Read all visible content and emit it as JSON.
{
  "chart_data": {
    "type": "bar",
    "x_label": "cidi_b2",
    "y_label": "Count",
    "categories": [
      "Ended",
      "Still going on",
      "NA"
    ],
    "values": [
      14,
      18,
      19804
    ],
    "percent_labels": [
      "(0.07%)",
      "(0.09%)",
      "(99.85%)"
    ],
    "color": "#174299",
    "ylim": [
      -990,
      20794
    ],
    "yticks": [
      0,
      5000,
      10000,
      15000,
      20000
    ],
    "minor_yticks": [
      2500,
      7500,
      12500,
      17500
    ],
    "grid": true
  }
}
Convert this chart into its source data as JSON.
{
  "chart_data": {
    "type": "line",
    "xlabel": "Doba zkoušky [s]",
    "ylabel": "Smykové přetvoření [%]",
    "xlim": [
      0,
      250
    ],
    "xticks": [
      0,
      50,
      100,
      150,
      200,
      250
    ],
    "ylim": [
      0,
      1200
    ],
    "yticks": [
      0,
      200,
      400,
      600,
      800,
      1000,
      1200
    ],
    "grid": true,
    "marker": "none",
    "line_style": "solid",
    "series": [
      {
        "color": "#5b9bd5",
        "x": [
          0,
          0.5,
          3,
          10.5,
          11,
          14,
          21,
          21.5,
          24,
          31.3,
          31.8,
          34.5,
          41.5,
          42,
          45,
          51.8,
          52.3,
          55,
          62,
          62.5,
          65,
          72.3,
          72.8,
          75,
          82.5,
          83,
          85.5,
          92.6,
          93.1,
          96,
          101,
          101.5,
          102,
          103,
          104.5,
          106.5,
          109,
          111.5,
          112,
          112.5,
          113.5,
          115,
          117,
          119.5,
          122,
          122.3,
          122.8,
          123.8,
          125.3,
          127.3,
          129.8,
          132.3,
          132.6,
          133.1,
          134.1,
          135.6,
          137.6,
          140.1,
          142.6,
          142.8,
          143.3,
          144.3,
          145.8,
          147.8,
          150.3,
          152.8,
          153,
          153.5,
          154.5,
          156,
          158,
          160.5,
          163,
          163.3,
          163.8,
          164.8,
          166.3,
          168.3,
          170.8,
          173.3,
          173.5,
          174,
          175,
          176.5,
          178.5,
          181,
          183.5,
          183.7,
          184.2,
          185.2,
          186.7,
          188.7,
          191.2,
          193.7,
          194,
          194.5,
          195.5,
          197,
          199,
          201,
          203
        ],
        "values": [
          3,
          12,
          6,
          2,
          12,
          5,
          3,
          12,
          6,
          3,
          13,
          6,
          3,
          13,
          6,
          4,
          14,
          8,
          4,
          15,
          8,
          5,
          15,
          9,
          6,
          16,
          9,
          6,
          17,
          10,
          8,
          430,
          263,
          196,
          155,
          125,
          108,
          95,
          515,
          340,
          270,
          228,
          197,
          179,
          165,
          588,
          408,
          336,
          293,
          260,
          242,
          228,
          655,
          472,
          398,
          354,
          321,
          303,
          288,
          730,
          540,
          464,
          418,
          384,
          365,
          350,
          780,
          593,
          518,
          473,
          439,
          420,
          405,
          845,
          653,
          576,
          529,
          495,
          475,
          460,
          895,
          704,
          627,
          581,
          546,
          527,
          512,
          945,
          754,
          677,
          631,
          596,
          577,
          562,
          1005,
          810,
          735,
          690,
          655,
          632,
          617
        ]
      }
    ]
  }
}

::::::

The task »
Can you reproduce all the material exactly?

Exercise solution »
Read all visible content and emit it as JSON.
{
  "chart_data": {
    "type": "bar",
    "x_label": "cidi_b2",
    "y_label": "Count",
    "categories": [
      "Ended",
      "Still going on",
      "NA"
    ],
    "values": [
      14,
      18,
      19804
    ],
    "percent_labels": [
      "(0.07%)",
      "(0.09%)",
      "(99.85%)"
    ],
    "color": "#174299",
    "ylim": [
      -990,
      20794
    ],
    "yticks": [
      0,
      5000,
      10000,
      15000,
      20000
    ],
    "minor_yticks": [
      2500,
      7500,
      12500,
      17500
    ],
    "grid": true
  }
}
Convert this chart into its source data as JSON.
{
  "chart_data": {
    "type": "line",
    "xlabel": "Doba zkoušky [s]",
    "ylabel": "Smykové přetvoření [%]",
    "xlim": [
      0,
      250
    ],
    "xticks": [
      0,
      50,
      100,
      150,
      200,
      250
    ],
    "ylim": [
      0,
      1200
    ],
    "yticks": [
      0,
      200,
      400,
      600,
      800,
      1000,
      1200
    ],
    "grid": true,
    "marker": "none",
    "line_style": "solid",
    "series": [
      {
        "color": "#5b9bd5",
        "x": [
          0,
          0.5,
          3,
          10.5,
          11,
          14,
          21,
          21.5,
          24,
          31.3,
          31.8,
          34.5,
          41.5,
          42,
          45,
          51.8,
          52.3,
          55,
          62,
          62.5,
          65,
          72.3,
          72.8,
          75,
          82.5,
          83,
          85.5,
          92.6,
          93.1,
          96,
          101,
          101.5,
          102,
          103,
          104.5,
          106.5,
          109,
          111.5,
          112,
          112.5,
          113.5,
          115,
          117,
          119.5,
          122,
          122.3,
          122.8,
          123.8,
          125.3,
          127.3,
          129.8,
          132.3,
          132.6,
          133.1,
          134.1,
          135.6,
          137.6,
          140.1,
          142.6,
          142.8,
          143.3,
          144.3,
          145.8,
          147.8,
          150.3,
          152.8,
          153,
          153.5,
          154.5,
          156,
          158,
          160.5,
          163,
          163.3,
          163.8,
          164.8,
          166.3,
          168.3,
          170.8,
          173.3,
          173.5,
          174,
          175,
          176.5,
          178.5,
          181,
          183.5,
          183.7,
          184.2,
          185.2,
          186.7,
          188.7,
          191.2,
          193.7,
          194,
          194.5,
          195.5,
          197,
          199,
          201,
          203
        ],
        "values": [
          3,
          12,
          6,
          2,
          12,
          5,
          3,
          12,
          6,
          3,
          13,
          6,
          3,
          13,
          6,
          4,
          14,
          8,
          4,
          15,
          8,
          5,
          15,
          9,
          6,
          16,
          9,
          6,
          17,
          10,
          8,
          430,
          263,
          196,
          155,
          125,
          108,
          95,
          515,
          340,
          270,
          228,
          197,
          179,
          165,
          588,
          408,
          336,
          293,
          260,
          242,
          228,
          655,
          472,
          398,
          354,
          321,
          303,
          288,
          730,
          540,
          464,
          418,
          384,
          365,
          350,
          780,
          593,
          518,
          473,
          439,
          420,
          405,
          845,
          653,
          576,
          529,
          495,
          475,
          460,
          895,
          704,
          627,
          581,
          546,
          527,
          512,
          945,
          754,
          677,
          631,
          596,
          577,
          562,
          1005,
          810,
          735,
          690,
          655,
          632,
          617
        ]
      }
    ]
  }
}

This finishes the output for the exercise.